SOURCE DOCUMENT:
The boom has helped push shares in Iowa ethanol plants to double or triple the initial price. Bill Couser, a corn grower and cattleman who was a driving force behind a new ethanol plant in neighboring Story County, says a grateful local school bus driver who bought shares "waves and honks every time she drives by."

"That's the secret of this ethanol industry," Couser said. "It's keeping the dollars at home."

In July, Pine Lake Corn Processors, the second Hardin County plant after Hawkeye's, announced profits for the previous eight months of $3,800 a share, more than the $3,250 cost of the initial investment. "It's worked out better than my wildest dreams," said Pine Lake President Larry Meints, a corn grower who pushed for the new plant after becoming fed up with hauling grain to distant elevators.

The new market means corn-rich Hardin County has to import the crop even though it grows 35 million bushels a year. The county can't supply its two ethanol refineries and its thriving pork, beef and poultry industries.

"Things are good here," said Howard B. Wenger, president of Iowa Falls State Bank, who reviews the balance sheets of hundreds of farmers.

He estimates that most farmers earned between $100 and $400 an acre on their 2006 crop after expenses, depending on whether they owned or rented their land. That translates into profits of $100,000 to $400,000 on a 1,000-acre farm. The USDA predicts that net farm income will be $87.1 billion this year, up nearly 50 percent over 2006.

Iowa farmland values are up 18 percent in the past 12 months, according to Federal Reserve Board surveys, making millionaires on paper out of any farmers owning 200 acres free and clear.

The rural prosperity is due in large measure to billions of dollars in federal subsidies and incentives for corn-based energy. These include a 51-cent tax credit that gasoline manufacturers get on every gallon of ethanol they mix with their blends, and more than $500 million in federal cash to ethanol refiners between 2001 and 2006.

In 2005, Congress required the use of at least 7.5 billion gallons of ethanol a year by 2012. Then in 2006 came new demand for ethanol as a pollution-curbing additive, along with a jump in gasoline prices that made the corn-based fuel competitive.

RECORDS SUPPLIED:
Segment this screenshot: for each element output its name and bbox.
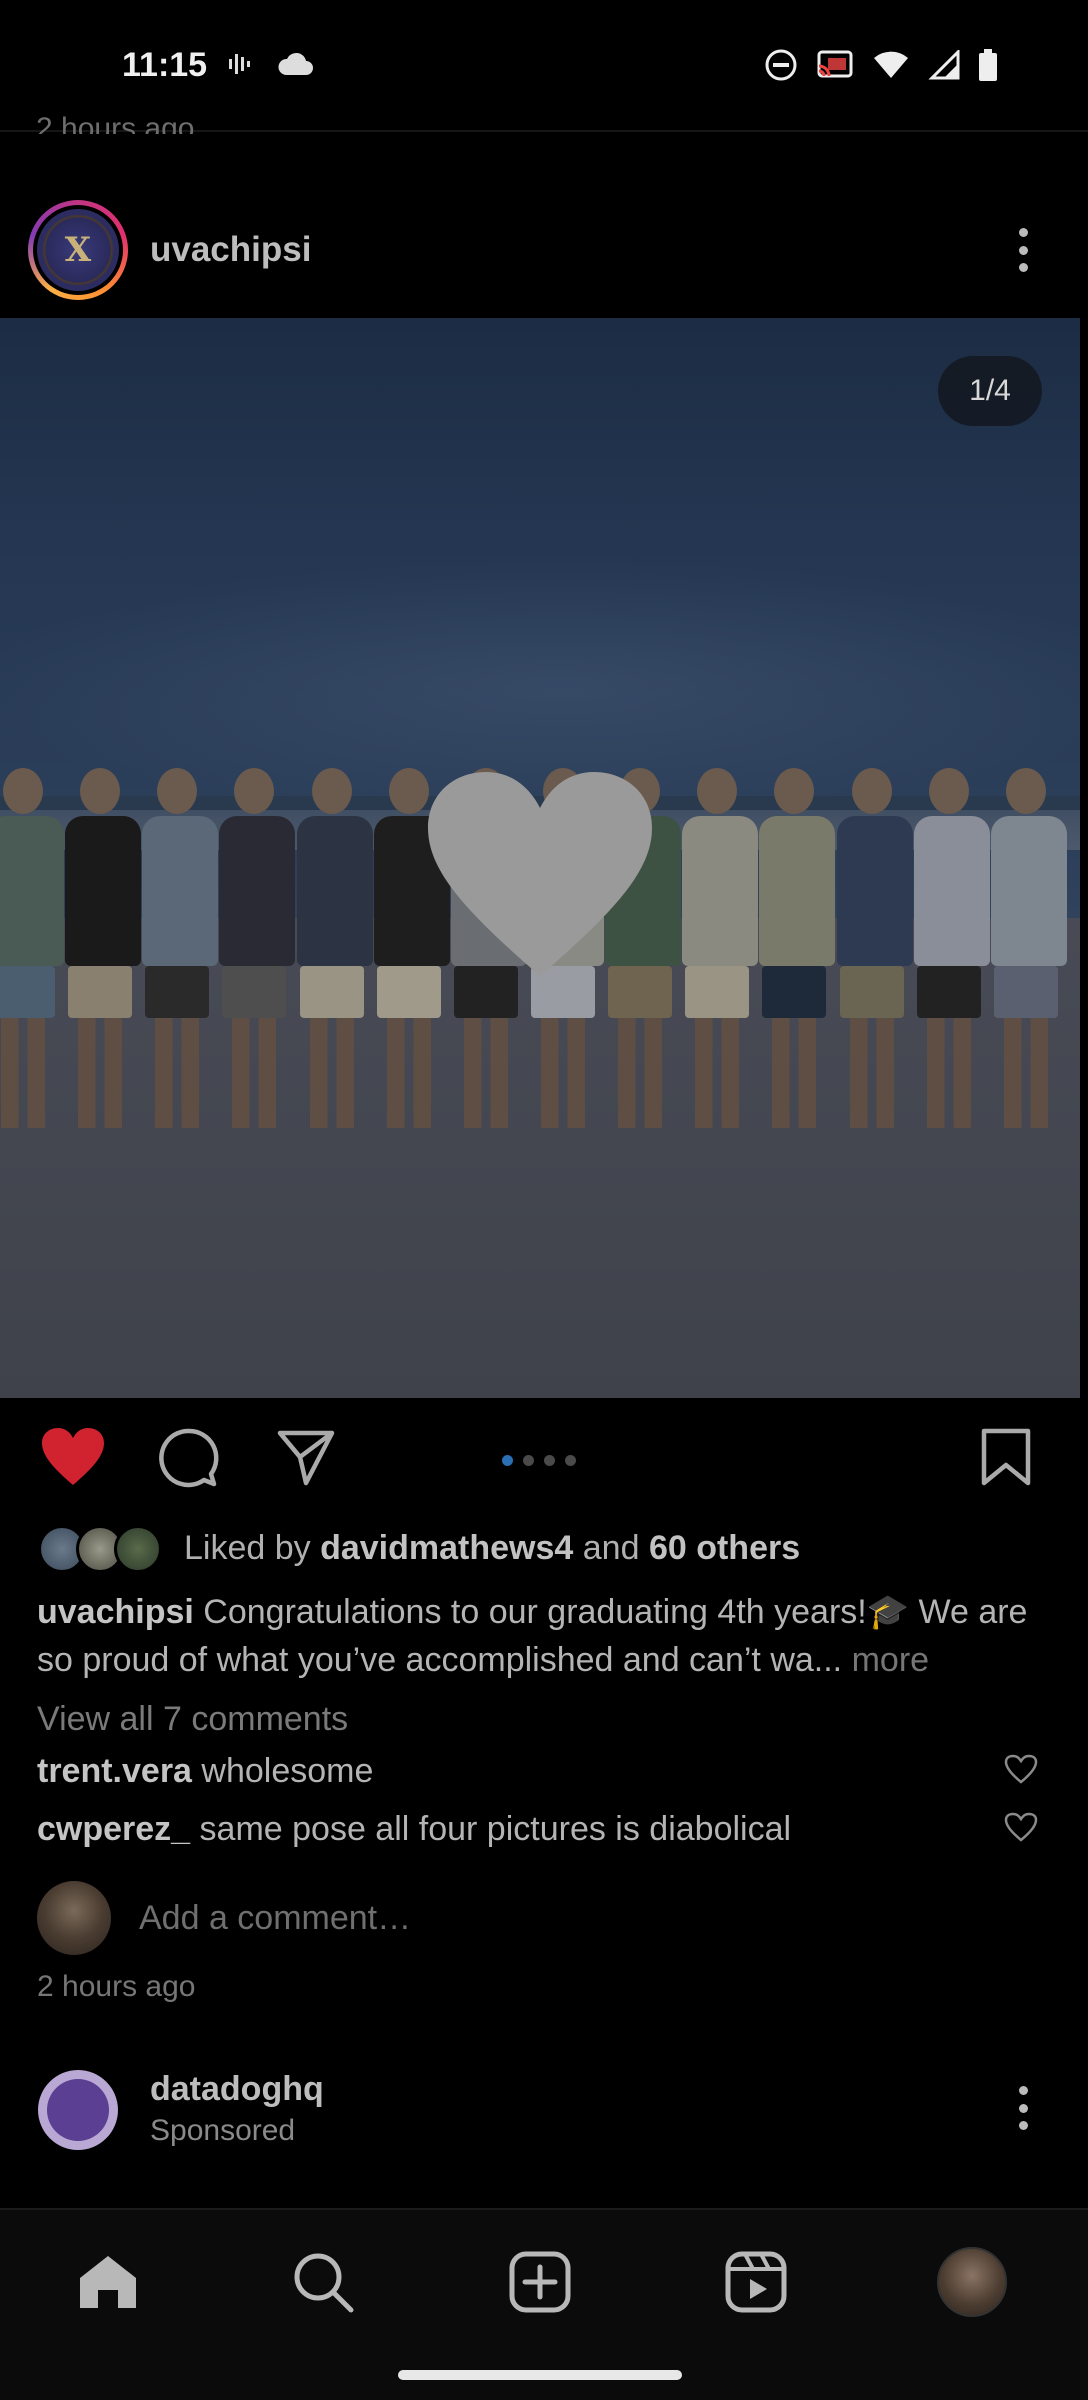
comment-like-heart-icon[interactable] [1004,1754,1038,1789]
more-options-icon[interactable] [1016,2086,1030,2130]
reels-icon[interactable] [716,2242,796,2322]
cloud-icon [276,51,314,82]
do-not-disturb-icon [764,48,798,87]
person-silhouette [297,768,373,1128]
carousel-dot [565,1455,576,1466]
post-avatar[interactable]: X [28,200,128,300]
likes-text: Liked by davidmathews4 and 60 others [184,1529,800,1568]
person-silhouette [142,768,218,1128]
post-avatar-crest: X [37,209,119,291]
comment-text: wholesome [201,1752,374,1790]
search-icon[interactable] [283,2242,363,2322]
previous-post-timestamp: 2 hours ago [36,112,195,134]
likes-connector: and [582,1528,640,1567]
sponsored-label: Sponsored [150,2114,296,2147]
likes-user[interactable]: davidmathews4 [320,1529,573,1567]
add-comment-input[interactable]: Add a comment… [139,1899,411,1938]
voicemail-icon [226,50,254,83]
post-username[interactable]: uvachipsi [150,230,311,270]
post-image[interactable]: 1/4 [0,318,1080,1398]
person-silhouette [0,768,64,1128]
more-options-icon[interactable] [1016,228,1030,272]
person-silhouette [914,768,990,1128]
comment-icon[interactable] [158,1427,220,1494]
comment-username[interactable]: cwperez_ [37,1810,190,1848]
person-silhouette [837,768,913,1128]
caption-more-link[interactable]: more [852,1641,929,1679]
person-silhouette [991,768,1067,1128]
profile-avatar[interactable] [932,2242,1012,2322]
person-silhouette [759,768,835,1128]
like-heart-icon[interactable] [40,1427,106,1492]
person-silhouette [219,768,295,1128]
person-silhouette [682,768,758,1128]
carousel-indicator [502,1455,576,1466]
post-timestamp: 2 hours ago [37,1970,196,2003]
carousel-dot [502,1455,513,1466]
post-caption: uvachipsi Congratulations to our graduat… [37,1588,1057,1684]
comment-item: trent.vera wholesome [37,1752,373,1791]
liker-avatars [38,1521,168,1575]
comment-item: cwperez_ same pose all four pictures is … [37,1810,791,1849]
caption-username[interactable]: uvachipsi [37,1593,194,1631]
battery-icon [978,49,998,86]
likes-prefix: Liked by [184,1528,311,1567]
create-icon[interactable] [500,2242,580,2322]
wifi-icon [872,50,910,85]
comment-text: same pose all four pictures is diabolica… [199,1810,792,1848]
post-header: X uvachipsi [0,190,1088,310]
carousel-dot [544,1455,555,1466]
avatar [114,1525,162,1573]
comment-like-heart-icon[interactable] [1004,1812,1038,1847]
home-indicator[interactable] [398,2370,682,2380]
share-icon[interactable] [276,1427,336,1492]
add-comment-row[interactable]: Add a comment… [37,1880,411,1956]
view-all-comments-link[interactable]: View all 7 comments [37,1700,348,1739]
likes-summary[interactable]: Liked by davidmathews4 and 60 others [38,1518,800,1578]
post-actions [0,1415,1088,1505]
comment-username[interactable]: trent.vera [37,1752,192,1790]
person-silhouette [65,768,141,1128]
avatar [37,1881,111,1955]
datadog-avatar[interactable] [38,2070,118,2150]
next-post-username[interactable]: datadoghq [150,2070,324,2109]
bottom-navigation [0,2208,1088,2400]
image-counter: 1/4 [938,356,1042,426]
signal-icon [928,48,960,85]
save-bookmark-icon[interactable] [980,1427,1032,1492]
carousel-dot [523,1455,534,1466]
likes-others[interactable]: 60 others [649,1529,800,1567]
cast-icon [816,49,854,86]
next-post-header: datadoghq Sponsored [0,2060,1088,2170]
home-icon[interactable] [68,2242,148,2322]
double-tap-heart-icon [428,772,652,976]
status-time: 11:15 [122,46,208,84]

YOUR GOAL:
According to the article on Iowa's ethanol boom, why must Hardin County import corn even though it grows 35 million bushels a year? Answer in one to three sentences. The material comes from a separate source.

THE REPLY:
Hardin County must import corn because its own harvest cannot supply both of its ethanol refineries as well as its thriving pork, beef and poultry industries.